> _Recorded information_
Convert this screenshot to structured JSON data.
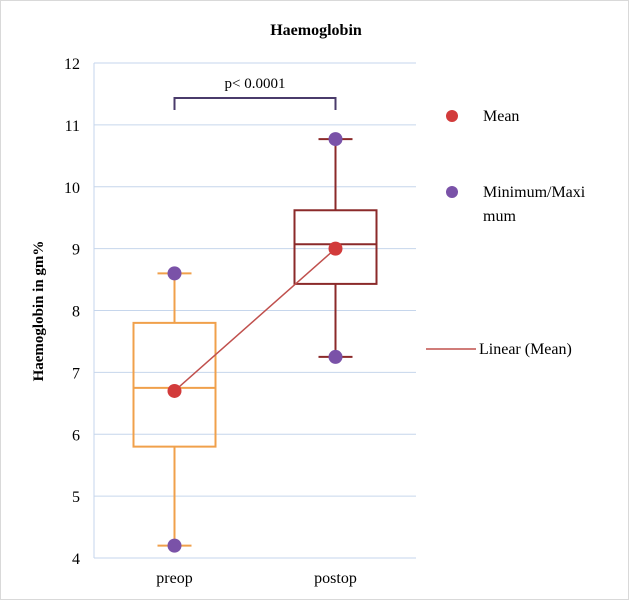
{
  "chart_data": {
    "type": "box",
    "title": "Haemoglobin",
    "xlabel": "",
    "ylabel": "Haemoglobin in gm%",
    "ylim": [
      4,
      12
    ],
    "yticks": [
      4,
      5,
      6,
      7,
      8,
      9,
      10,
      11,
      12
    ],
    "categories": [
      "preop",
      "postop"
    ],
    "boxes": [
      {
        "category": "preop",
        "min": 4.2,
        "q1": 5.8,
        "median": 6.75,
        "q3": 7.8,
        "max": 8.6,
        "mean": 6.7,
        "color": "#f0a04b"
      },
      {
        "category": "postop",
        "min": 7.25,
        "q1": 8.43,
        "median": 9.07,
        "q3": 9.62,
        "max": 10.77,
        "mean": 9.0,
        "color": "#8b2a2a"
      }
    ],
    "mean_color": "#d23b3b",
    "minmax_color": "#7a52a8",
    "trend_color": "#c0504d",
    "annotation": {
      "text": "p< 0.0001",
      "bracket_color": "#4a3b6b"
    },
    "legend": {
      "placement": "right",
      "items": [
        {
          "label": "Mean",
          "marker": "circle",
          "color": "#d23b3b"
        },
        {
          "label": "Minimum/Maxi",
          "label2": "mum",
          "marker": "circle",
          "color": "#7a52a8"
        },
        {
          "label": "Linear (Mean)",
          "marker": "line",
          "color": "#c0504d"
        }
      ]
    },
    "grid": true
  }
}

> _Directions_
Copy the listing exactly. Any image in it stays out of the copy.

> _The completed task_
Convert this screenshot to structured JSON data.
{
  "chart_data": {
    "type": "box",
    "title": "Haemoglobin",
    "xlabel": "",
    "ylabel": "Haemoglobin in gm%",
    "ylim": [
      4,
      12
    ],
    "yticks": [
      4,
      5,
      6,
      7,
      8,
      9,
      10,
      11,
      12
    ],
    "categories": [
      "preop",
      "postop"
    ],
    "boxes": [
      {
        "category": "preop",
        "min": 4.2,
        "q1": 5.8,
        "median": 6.75,
        "q3": 7.8,
        "max": 8.6,
        "mean": 6.7,
        "color": "#f0a04b"
      },
      {
        "category": "postop",
        "min": 7.25,
        "q1": 8.43,
        "median": 9.07,
        "q3": 9.62,
        "max": 10.77,
        "mean": 9.0,
        "color": "#8b2a2a"
      }
    ],
    "mean_color": "#d23b3b",
    "minmax_color": "#7a52a8",
    "trend_color": "#c0504d",
    "annotation": {
      "text": "p< 0.0001",
      "bracket_color": "#4a3b6b"
    },
    "legend": {
      "placement": "right",
      "items": [
        {
          "label": "Mean",
          "marker": "circle",
          "color": "#d23b3b"
        },
        {
          "label": "Minimum/Maxi",
          "label2": "mum",
          "marker": "circle",
          "color": "#7a52a8"
        },
        {
          "label": "Linear (Mean)",
          "marker": "line",
          "color": "#c0504d"
        }
      ]
    },
    "grid": true
  }
}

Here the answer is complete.